### SOURCE PASSAGE
# # # # # # #
A similar study conducted by Guiso et al. (2005) finds that homeowner MPC is about 0.02 cents out of a 1-euro increase in housing capital gains. Sierminska and Takhtamanova (2007) use the first wave of the Luxembourg Wealth Study, an on-going project conducting cross-country analyses, in their study, which focuses on a sample of homeowners in three countries—Canada (1999), Finland (1998), and Italy (2002)—to estimate the MPC from financial and housing wealth. The authors show the greater influence of housing-related versus financial-related wealth effects. Their findings suggest that for a 1% increase in housing wealth, households increase their expenditures by about 0.1% (0.12% for Canada,0.1% for Finland, and 0.13% for Italy).

What makes the Italian economy of particular interest is that Italy shares with the United Kingdom the highest ratio of housing wealth to total disposable income, with a value of about 8 (Bartiloro et al. 2008). Muellbauer’s (2007) general observation that housing is the most important component of household wealth for OECD countries is then particularly true for Italian households (see also Bertola and Hochguertel 2008).

In this paper we want to assess the effect of a change in the value of real estate assets on optimal consumption and savings behavior in Italian households as a function of household age and composition. We present a simple model, with representative households living for two periods and deriving utility from both housing services and other goods in each period.

Our theoretical model predicts the higher the age of the household and its net estate equity at the beginning of its life, the higher the MPC out of housing wealth. We then test such predictions on the SHIW data, representative of all dwellings owned or rented by Italian households. The dataset contains several features that make it particularly suitable for our research. First, detailed information on household assets, as well as housing, is provided in the dataset. Although appraisals of dwellings are not available, respondents to the SHIW questionnaire, regardless on their ownership status, provide subjective evaluations of their dwellings. Second, every household is asked about its outstanding debt on real estate assets. The net value of housing can thus be generated using information available in the data. Finally, the SHIW data provide information on the socioeconomic status (such as age, education, income, and geographical residence) of each household at every cycle. Our results suggest that household consumption for old households is positively and significantly related to household capital gains in housing. On the contrary, for young households (where the household head is less than 40 years) this relation is positive, although only marginally significant. While old households seem to be able to cash in at least a small quota of the net real wealth increase in their real estate portfolio, this is not the case for young households. When house prices increase, the latter are confronted with an expectation of higher future rents. Since the demand for housing services is, to a point, inelastic (and probably increasing), young households anticipate they will have to spend higher amounts for their housing needs and do not cash in the wealth increase induced by higher housing prices.
# # # # # # #
### ENTRIES SHOWN
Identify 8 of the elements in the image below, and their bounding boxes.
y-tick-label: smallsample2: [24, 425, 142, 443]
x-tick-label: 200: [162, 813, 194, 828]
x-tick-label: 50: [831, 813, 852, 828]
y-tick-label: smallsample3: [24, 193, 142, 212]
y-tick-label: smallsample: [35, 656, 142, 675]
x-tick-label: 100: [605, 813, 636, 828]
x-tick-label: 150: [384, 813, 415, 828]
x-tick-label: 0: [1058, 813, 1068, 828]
# # # # # # #
### EXERCISE DIRECTIONS
Could you turn the paragraph of the housing wealth passage that begins "A similar study conducted by Guiso et al." into a short bulleted list that keeps its main findings? Rely only on the housing wealth passage for what comes next.

### RESPONSE TO THE TASK
- Guiso et al. (2005): homeowner MPC is about 0.02 cents for each 1-euro increase in housing capital gains.
- Sierminska and Takhtamanova (2007): used the first wave of the Luxembourg Wealth Study, an ongoing cross-country project. They estimated the MPC from financial and housing wealth for homeowners in Canada (1999), Finland (1998) and Italy (2002).
- Their results show housing-related wealth effects outweigh financial-related ones.
- A 1% rise in housing wealth raises household spending by about 0.1%: 0.12% in Canada, 0.1% in Finland and 0.13% in Italy.